- **Your objective**
Print every line of the listing exactly, please.

- **Provided records**

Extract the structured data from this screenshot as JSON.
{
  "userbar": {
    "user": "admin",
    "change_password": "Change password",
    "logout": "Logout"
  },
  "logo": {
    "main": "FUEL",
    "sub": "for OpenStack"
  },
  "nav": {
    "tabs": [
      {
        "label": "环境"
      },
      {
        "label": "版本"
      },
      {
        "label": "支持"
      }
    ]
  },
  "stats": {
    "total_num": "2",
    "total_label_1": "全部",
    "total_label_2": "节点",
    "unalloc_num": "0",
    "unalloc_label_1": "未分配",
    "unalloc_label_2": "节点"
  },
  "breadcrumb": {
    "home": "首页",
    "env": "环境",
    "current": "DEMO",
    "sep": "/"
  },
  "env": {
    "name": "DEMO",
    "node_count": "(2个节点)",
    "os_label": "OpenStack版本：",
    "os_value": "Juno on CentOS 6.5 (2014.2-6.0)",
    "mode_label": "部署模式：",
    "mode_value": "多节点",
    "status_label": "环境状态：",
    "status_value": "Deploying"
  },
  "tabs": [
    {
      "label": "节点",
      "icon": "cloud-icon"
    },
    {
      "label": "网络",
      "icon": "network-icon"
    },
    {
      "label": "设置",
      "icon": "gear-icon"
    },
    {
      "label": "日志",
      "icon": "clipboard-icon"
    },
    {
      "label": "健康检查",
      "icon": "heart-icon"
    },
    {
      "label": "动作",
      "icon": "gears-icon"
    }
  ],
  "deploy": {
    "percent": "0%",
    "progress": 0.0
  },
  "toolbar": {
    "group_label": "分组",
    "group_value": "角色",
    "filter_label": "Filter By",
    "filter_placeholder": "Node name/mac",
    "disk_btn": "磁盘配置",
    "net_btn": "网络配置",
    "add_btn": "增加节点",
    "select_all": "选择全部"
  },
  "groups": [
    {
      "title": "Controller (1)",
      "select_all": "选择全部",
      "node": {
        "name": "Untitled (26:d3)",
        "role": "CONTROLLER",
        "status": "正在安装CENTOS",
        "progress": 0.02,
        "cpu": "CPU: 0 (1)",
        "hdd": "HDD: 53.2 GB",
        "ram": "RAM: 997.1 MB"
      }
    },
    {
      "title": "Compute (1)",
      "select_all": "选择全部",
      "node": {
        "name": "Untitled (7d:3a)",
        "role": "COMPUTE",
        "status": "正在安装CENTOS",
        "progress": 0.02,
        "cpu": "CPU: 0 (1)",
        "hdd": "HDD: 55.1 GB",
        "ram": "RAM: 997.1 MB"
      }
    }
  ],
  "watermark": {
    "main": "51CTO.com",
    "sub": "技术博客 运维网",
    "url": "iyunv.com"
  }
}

- **Answer for the task**
Extract the structured data from this screenshot as JSON.
{
  "userbar": {
    "user": "admin",
    "change_password": "Change password",
    "logout": "Logout"
  },
  "logo": {
    "main": "FUEL",
    "sub": "for OpenStack"
  },
  "nav": {
    "tabs": [
      {
        "label": "环境"
      },
      {
        "label": "版本"
      },
      {
        "label": "支持"
      }
    ]
  },
  "stats": {
    "total_num": "2",
    "total_label_1": "全部",
    "total_label_2": "节点",
    "unalloc_num": "0",
    "unalloc_label_1": "未分配",
    "unalloc_label_2": "节点"
  },
  "breadcrumb": {
    "home": "首页",
    "env": "环境",
    "current": "DEMO",
    "sep": "/"
  },
  "env": {
    "name": "DEMO",
    "node_count": "(2个节点)",
    "os_label": "OpenStack版本：",
    "os_value": "Juno on CentOS 6.5 (2014.2-6.0)",
    "mode_label": "部署模式：",
    "mode_value": "多节点",
    "status_label": "环境状态：",
    "status_value": "Deploying"
  },
  "tabs": [
    {
      "label": "节点",
      "icon": "cloud-icon"
    },
    {
      "label": "网络",
      "icon": "network-icon"
    },
    {
      "label": "设置",
      "icon": "gear-icon"
    },
    {
      "label": "日志",
      "icon": "clipboard-icon"
    },
    {
      "label": "健康检查",
      "icon": "heart-icon"
    },
    {
      "label": "动作",
      "icon": "gears-icon"
    }
  ],
  "deploy": {
    "percent": "0%",
    "progress": 0.0
  },
  "toolbar": {
    "group_label": "分组",
    "group_value": "角色",
    "filter_label": "Filter By",
    "filter_placeholder": "Node name/mac",
    "disk_btn": "磁盘配置",
    "net_btn": "网络配置",
    "add_btn": "增加节点",
    "select_all": "选择全部"
  },
  "groups": [
    {
      "title": "Controller (1)",
      "select_all": "选择全部",
      "node": {
        "name": "Untitled (26:d3)",
        "role": "CONTROLLER",
        "status": "正在安装CENTOS",
        "progress": 0.02,
        "cpu": "CPU: 0 (1)",
        "hdd": "HDD: 53.2 GB",
        "ram": "RAM: 997.1 MB"
      }
    },
    {
      "title": "Compute (1)",
      "select_all": "选择全部",
      "node": {
        "name": "Untitled (7d:3a)",
        "role": "COMPUTE",
        "status": "正在安装CENTOS",
        "progress": 0.02,
        "cpu": "CPU: 0 (1)",
        "hdd": "HDD: 55.1 GB",
        "ram": "RAM: 997.1 MB"
      }
    }
  ],
  "watermark": {
    "main": "51CTO.com",
    "sub": "技术博客 运维网",
    "url": "iyunv.com"
  }
}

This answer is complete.